--- START SOURCE DATA ---
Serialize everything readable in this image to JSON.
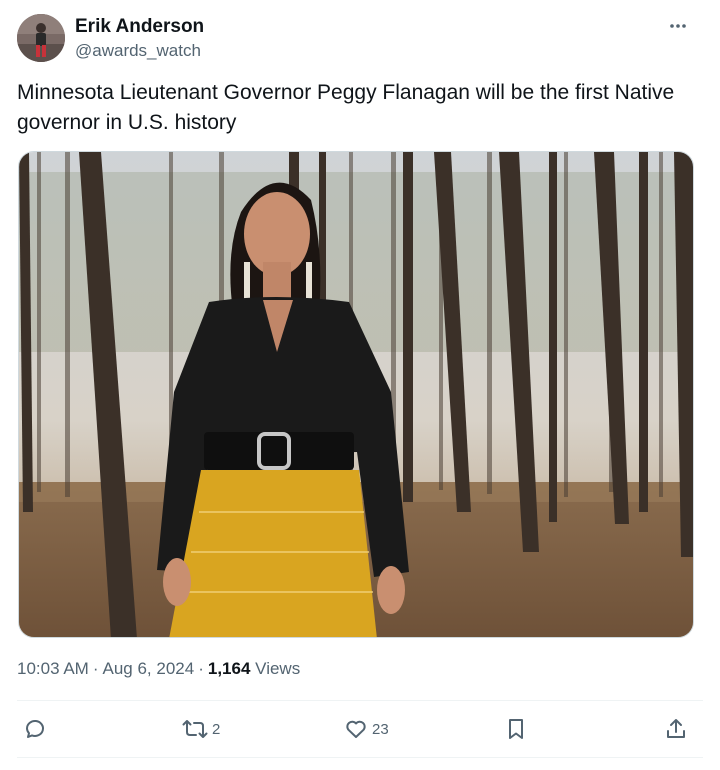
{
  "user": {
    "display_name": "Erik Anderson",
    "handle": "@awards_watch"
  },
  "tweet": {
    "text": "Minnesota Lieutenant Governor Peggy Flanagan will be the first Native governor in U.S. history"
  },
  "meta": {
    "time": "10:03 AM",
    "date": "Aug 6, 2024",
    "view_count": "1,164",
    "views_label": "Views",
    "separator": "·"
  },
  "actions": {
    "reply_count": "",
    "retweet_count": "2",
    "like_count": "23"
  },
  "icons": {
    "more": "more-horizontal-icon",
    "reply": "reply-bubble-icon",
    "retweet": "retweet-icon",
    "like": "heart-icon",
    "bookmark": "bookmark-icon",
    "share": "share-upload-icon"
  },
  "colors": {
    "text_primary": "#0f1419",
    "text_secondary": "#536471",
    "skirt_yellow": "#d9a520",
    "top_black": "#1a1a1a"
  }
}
--- END SOURCE DATA ---
Write out the material above once more, exactly as it reads, with no pictures.

Serialize everything readable in this image to JSON.
{
  "user": {
    "display_name": "Erik Anderson",
    "handle": "@awards_watch"
  },
  "tweet": {
    "text": "Minnesota Lieutenant Governor Peggy Flanagan will be the first Native governor in U.S. history"
  },
  "meta": {
    "time": "10:03 AM",
    "date": "Aug 6, 2024",
    "view_count": "1,164",
    "views_label": "Views",
    "separator": "·"
  },
  "actions": {
    "reply_count": "",
    "retweet_count": "2",
    "like_count": "23"
  },
  "icons": {
    "more": "more-horizontal-icon",
    "reply": "reply-bubble-icon",
    "retweet": "retweet-icon",
    "like": "heart-icon",
    "bookmark": "bookmark-icon",
    "share": "share-upload-icon"
  },
  "colors": {
    "text_primary": "#0f1419",
    "text_secondary": "#536471",
    "skirt_yellow": "#d9a520",
    "top_black": "#1a1a1a"
  }
}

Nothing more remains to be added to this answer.